> Your goal:
Gather all lines from the material that contain the word "single".

> Recorded information:

▬▬▬

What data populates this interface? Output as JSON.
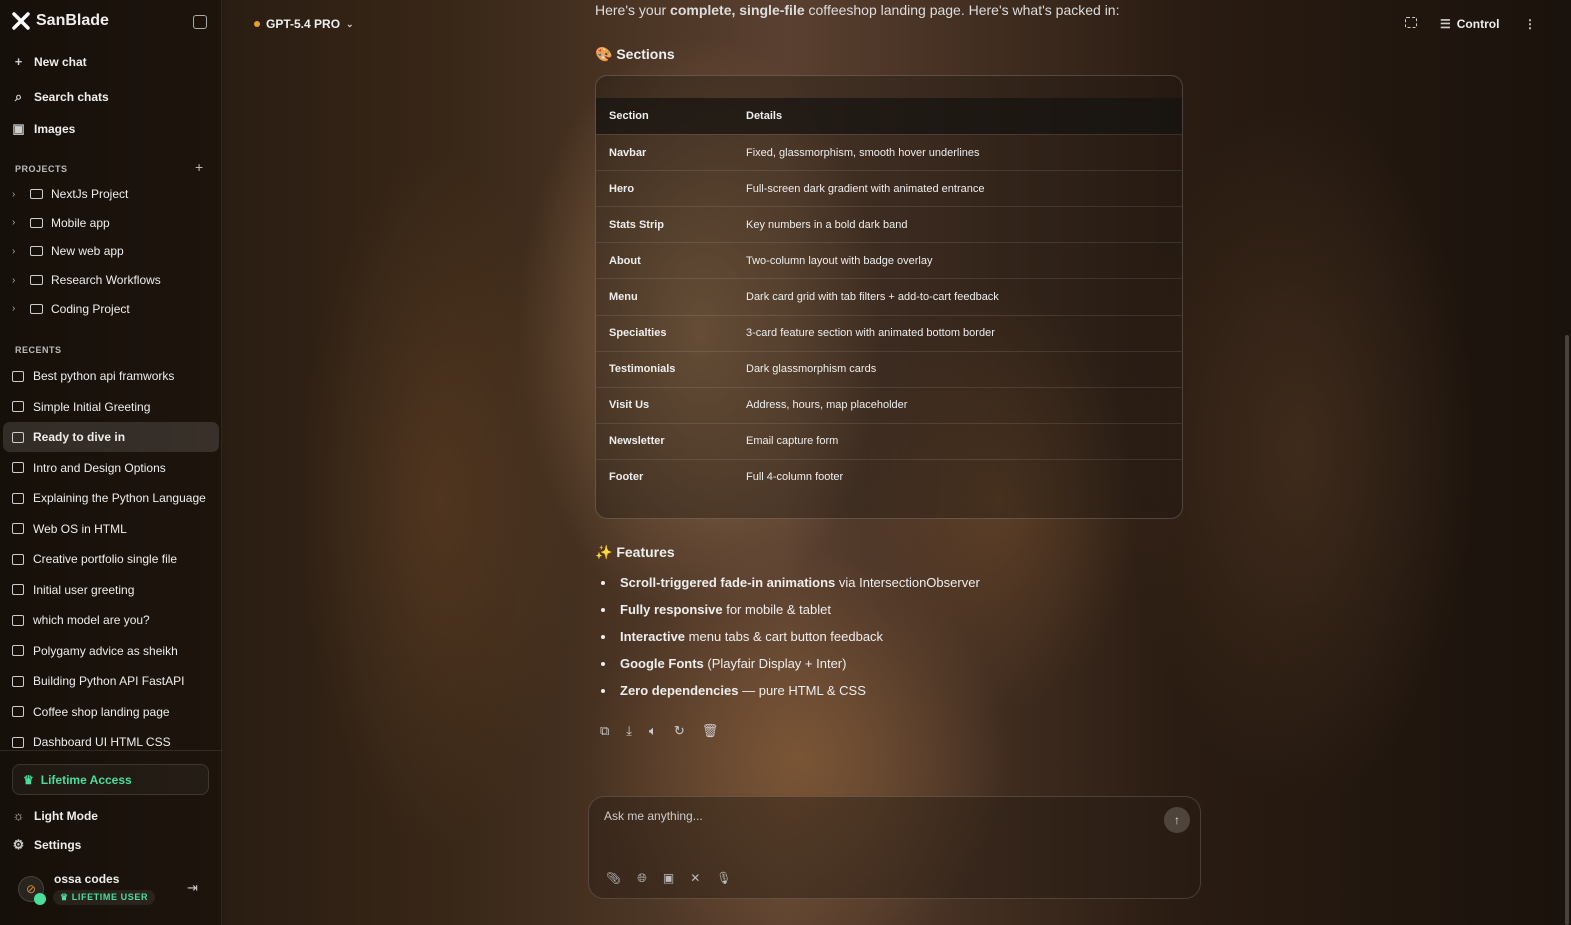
{
  "brand": "SanBlade",
  "sidebar": {
    "nav": [
      {
        "label": "New chat",
        "icon": "plus-icon"
      },
      {
        "label": "Search chats",
        "icon": "search-icon"
      },
      {
        "label": "Images",
        "icon": "image-icon"
      }
    ],
    "projects_label": "PROJECTS",
    "projects": [
      "NextJs Project",
      "Mobile app",
      "New web app",
      "Research Workflows",
      "Coding Project"
    ],
    "recents_label": "RECENTS",
    "recents": [
      "Best python api framworks",
      "Simple Initial Greeting",
      "Ready to dive in",
      "Intro and Design Options",
      "Explaining the Python Language",
      "Web OS in HTML",
      "Creative portfolio single file",
      "Initial user greeting",
      "which model are you?",
      "Polygamy advice as sheikh",
      "Building Python API FastAPI",
      "Coffee shop landing page",
      "Dashboard UI HTML CSS"
    ],
    "active_recent": "Ready to dive in",
    "lifetime": "Lifetime Access",
    "light_mode": "Light Mode",
    "settings": "Settings",
    "user": {
      "name": "ossa codes",
      "badge": "LIFETIME USER"
    }
  },
  "topbar": {
    "model": "GPT-5.4 PRO",
    "control": "Control"
  },
  "message": {
    "intro_pre": "Here's your ",
    "intro_bold": "complete, single-file",
    "intro_post": " coffeeshop landing page. Here's what's packed in:",
    "sections_title": "🎨 Sections",
    "table": {
      "headers": [
        "Section",
        "Details"
      ],
      "rows": [
        [
          "Navbar",
          "Fixed, glassmorphism, smooth hover underlines"
        ],
        [
          "Hero",
          "Full-screen dark gradient with animated entrance"
        ],
        [
          "Stats Strip",
          "Key numbers in a bold dark band"
        ],
        [
          "About",
          "Two-column layout with badge overlay"
        ],
        [
          "Menu",
          "Dark card grid with tab filters + add-to-cart feedback"
        ],
        [
          "Specialties",
          "3-card feature section with animated bottom border"
        ],
        [
          "Testimonials",
          "Dark glassmorphism cards"
        ],
        [
          "Visit Us",
          "Address, hours, map placeholder"
        ],
        [
          "Newsletter",
          "Email capture form"
        ],
        [
          "Footer",
          "Full 4-column footer"
        ]
      ]
    },
    "features_title": "✨ Features",
    "features": [
      {
        "bold": "Scroll-triggered fade-in animations",
        "rest": " via IntersectionObserver"
      },
      {
        "bold": "Fully responsive",
        "rest": " for mobile & tablet"
      },
      {
        "bold": "Interactive",
        "rest": " menu tabs & cart button feedback"
      },
      {
        "bold": "Google Fonts",
        "rest": " (Playfair Display + Inter)"
      },
      {
        "bold": "Zero dependencies",
        "rest": " — pure HTML & CSS"
      }
    ]
  },
  "composer": {
    "placeholder": "Ask me anything..."
  }
}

▬▬▬

> Reply:
      "Creative portfolio single file",
    "intro_bold": "complete, single-file",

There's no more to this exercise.